* _WHAT THE TASK REQUIRES_:
Extract the complete data exactly as given.

* _INPUT ROWS_:

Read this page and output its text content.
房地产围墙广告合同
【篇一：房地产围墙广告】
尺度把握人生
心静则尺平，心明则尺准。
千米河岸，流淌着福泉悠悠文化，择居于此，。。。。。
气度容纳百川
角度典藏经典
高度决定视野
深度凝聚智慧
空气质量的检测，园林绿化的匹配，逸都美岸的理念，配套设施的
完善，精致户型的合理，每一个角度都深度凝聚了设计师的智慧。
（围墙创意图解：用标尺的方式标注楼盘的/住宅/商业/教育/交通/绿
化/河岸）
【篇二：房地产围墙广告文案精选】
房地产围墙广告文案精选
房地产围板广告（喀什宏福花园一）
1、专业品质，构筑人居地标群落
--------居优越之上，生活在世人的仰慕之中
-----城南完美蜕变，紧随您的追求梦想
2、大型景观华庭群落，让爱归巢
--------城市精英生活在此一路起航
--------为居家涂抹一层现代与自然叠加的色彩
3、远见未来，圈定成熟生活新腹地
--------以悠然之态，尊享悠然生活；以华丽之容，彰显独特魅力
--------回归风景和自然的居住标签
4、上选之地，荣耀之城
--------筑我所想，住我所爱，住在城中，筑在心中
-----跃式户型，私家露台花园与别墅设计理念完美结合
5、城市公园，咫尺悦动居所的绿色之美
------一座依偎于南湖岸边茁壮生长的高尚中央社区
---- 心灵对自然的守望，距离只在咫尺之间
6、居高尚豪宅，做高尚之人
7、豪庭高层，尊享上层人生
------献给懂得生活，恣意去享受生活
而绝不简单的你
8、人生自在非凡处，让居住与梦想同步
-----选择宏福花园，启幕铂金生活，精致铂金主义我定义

* _RESPONSE_:
Read this page and output its text content.
房地产围墙广告合同
【篇一：房地产围墙广告】
尺度把握人生
心静则尺平，心明则尺准。
千米河岸，流淌着福泉悠悠文化，择居于此，。。。。。
气度容纳百川
角度典藏经典
高度决定视野
深度凝聚智慧
空气质量的检测，园林绿化的匹配，逸都美岸的理念，配套设施的
完善，精致户型的合理，每一个角度都深度凝聚了设计师的智慧。
（围墙创意图解：用标尺的方式标注楼盘的/住宅/商业/教育/交通/绿
化/河岸）
【篇二：房地产围墙广告文案精选】
房地产围墙广告文案精选
房地产围板广告（喀什宏福花园一）
1、专业品质，构筑人居地标群落
--------居优越之上，生活在世人的仰慕之中
-----城南完美蜕变，紧随您的追求梦想
2、大型景观华庭群落，让爱归巢
--------城市精英生活在此一路起航
--------为居家涂抹一层现代与自然叠加的色彩
3、远见未来，圈定成熟生活新腹地
--------以悠然之态，尊享悠然生活；以华丽之容，彰显独特魅力
--------回归风景和自然的居住标签
4、上选之地，荣耀之城
--------筑我所想，住我所爱，住在城中，筑在心中
-----跃式户型，私家露台花园与别墅设计理念完美结合
5、城市公园，咫尺悦动居所的绿色之美
------一座依偎于南湖岸边茁壮生长的高尚中央社区
---- 心灵对自然的守望，距离只在咫尺之间
6、居高尚豪宅，做高尚之人
7、豪庭高层，尊享上层人生
------献给懂得生活，恣意去享受生活
而绝不简单的你
8、人生自在非凡处，让居住与梦想同步
-----选择宏福花园，启幕铂金生活，精致铂金主义我定义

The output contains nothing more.